Task description | Every line of the records below should be restated exactly.

-- START OF Data rows --

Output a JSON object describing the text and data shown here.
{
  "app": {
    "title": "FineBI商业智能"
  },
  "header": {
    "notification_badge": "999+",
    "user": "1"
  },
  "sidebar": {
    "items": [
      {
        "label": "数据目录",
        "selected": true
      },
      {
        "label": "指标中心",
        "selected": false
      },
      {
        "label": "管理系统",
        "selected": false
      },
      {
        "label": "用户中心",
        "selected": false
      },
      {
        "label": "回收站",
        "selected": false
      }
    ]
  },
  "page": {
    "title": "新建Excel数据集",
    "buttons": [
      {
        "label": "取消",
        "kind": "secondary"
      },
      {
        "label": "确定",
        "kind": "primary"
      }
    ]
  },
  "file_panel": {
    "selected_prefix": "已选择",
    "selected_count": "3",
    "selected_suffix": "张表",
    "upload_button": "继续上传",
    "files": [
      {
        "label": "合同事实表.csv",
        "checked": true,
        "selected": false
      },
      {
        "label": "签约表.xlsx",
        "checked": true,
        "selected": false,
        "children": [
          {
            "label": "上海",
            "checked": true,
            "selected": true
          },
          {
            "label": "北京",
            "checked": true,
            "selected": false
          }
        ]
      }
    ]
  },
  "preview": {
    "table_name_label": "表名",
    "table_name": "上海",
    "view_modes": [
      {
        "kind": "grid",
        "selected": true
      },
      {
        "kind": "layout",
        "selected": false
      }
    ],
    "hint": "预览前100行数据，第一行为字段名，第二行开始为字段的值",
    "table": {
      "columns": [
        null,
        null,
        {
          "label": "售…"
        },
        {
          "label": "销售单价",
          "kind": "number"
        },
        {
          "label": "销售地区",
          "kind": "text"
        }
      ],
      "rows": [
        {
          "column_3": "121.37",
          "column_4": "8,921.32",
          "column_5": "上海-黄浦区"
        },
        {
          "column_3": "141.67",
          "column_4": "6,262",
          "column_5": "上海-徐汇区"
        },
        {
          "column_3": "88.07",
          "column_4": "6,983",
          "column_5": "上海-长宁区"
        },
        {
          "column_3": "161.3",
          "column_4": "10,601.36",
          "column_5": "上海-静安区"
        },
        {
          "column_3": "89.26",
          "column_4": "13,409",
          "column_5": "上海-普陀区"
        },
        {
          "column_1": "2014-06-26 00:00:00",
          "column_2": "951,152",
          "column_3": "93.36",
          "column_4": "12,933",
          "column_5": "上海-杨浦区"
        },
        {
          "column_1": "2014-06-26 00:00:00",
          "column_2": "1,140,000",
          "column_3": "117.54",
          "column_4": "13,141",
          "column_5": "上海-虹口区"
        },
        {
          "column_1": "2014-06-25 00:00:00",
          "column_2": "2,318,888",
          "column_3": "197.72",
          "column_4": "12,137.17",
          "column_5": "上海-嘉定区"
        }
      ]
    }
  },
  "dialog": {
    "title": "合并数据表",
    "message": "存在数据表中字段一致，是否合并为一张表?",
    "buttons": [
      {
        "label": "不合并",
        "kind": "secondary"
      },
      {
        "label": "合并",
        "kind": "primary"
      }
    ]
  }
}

-- END OF Data rows --

Problem solution |
Output a JSON object describing the text and data shown here.
{
  "app": {
    "title": "FineBI商业智能"
  },
  "header": {
    "notification_badge": "999+",
    "user": "1"
  },
  "sidebar": {
    "items": [
      {
        "label": "数据目录",
        "selected": true
      },
      {
        "label": "指标中心",
        "selected": false
      },
      {
        "label": "管理系统",
        "selected": false
      },
      {
        "label": "用户中心",
        "selected": false
      },
      {
        "label": "回收站",
        "selected": false
      }
    ]
  },
  "page": {
    "title": "新建Excel数据集",
    "buttons": [
      {
        "label": "取消",
        "kind": "secondary"
      },
      {
        "label": "确定",
        "kind": "primary"
      }
    ]
  },
  "file_panel": {
    "selected_prefix": "已选择",
    "selected_count": "3",
    "selected_suffix": "张表",
    "upload_button": "继续上传",
    "files": [
      {
        "label": "合同事实表.csv",
        "checked": true,
        "selected": false
      },
      {
        "label": "签约表.xlsx",
        "checked": true,
        "selected": false,
        "children": [
          {
            "label": "上海",
            "checked": true,
            "selected": true
          },
          {
            "label": "北京",
            "checked": true,
            "selected": false
          }
        ]
      }
    ]
  },
  "preview": {
    "table_name_label": "表名",
    "table_name": "上海",
    "view_modes": [
      {
        "kind": "grid",
        "selected": true
      },
      {
        "kind": "layout",
        "selected": false
      }
    ],
    "hint": "预览前100行数据，第一行为字段名，第二行开始为字段的值",
    "table": {
      "columns": [
        null,
        null,
        {
          "label": "售…"
        },
        {
          "label": "销售单价",
          "kind": "number"
        },
        {
          "label": "销售地区",
          "kind": "text"
        }
      ],
      "rows": [
        {
          "column_3": "121.37",
          "column_4": "8,921.32",
          "column_5": "上海-黄浦区"
        },
        {
          "column_3": "141.67",
          "column_4": "6,262",
          "column_5": "上海-徐汇区"
        },
        {
          "column_3": "88.07",
          "column_4": "6,983",
          "column_5": "上海-长宁区"
        },
        {
          "column_3": "161.3",
          "column_4": "10,601.36",
          "column_5": "上海-静安区"
        },
        {
          "column_3": "89.26",
          "column_4": "13,409",
          "column_5": "上海-普陀区"
        },
        {
          "column_1": "2014-06-26 00:00:00",
          "column_2": "951,152",
          "column_3": "93.36",
          "column_4": "12,933",
          "column_5": "上海-杨浦区"
        },
        {
          "column_1": "2014-06-26 00:00:00",
          "column_2": "1,140,000",
          "column_3": "117.54",
          "column_4": "13,141",
          "column_5": "上海-虹口区"
        },
        {
          "column_1": "2014-06-25 00:00:00",
          "column_2": "2,318,888",
          "column_3": "197.72",
          "column_4": "12,137.17",
          "column_5": "上海-嘉定区"
        }
      ]
    }
  },
  "dialog": {
    "title": "合并数据表",
    "message": "存在数据表中字段一致，是否合并为一张表?",
    "buttons": [
      {
        "label": "不合并",
        "kind": "secondary"
      },
      {
        "label": "合并",
        "kind": "primary"
      }
    ]
  }
}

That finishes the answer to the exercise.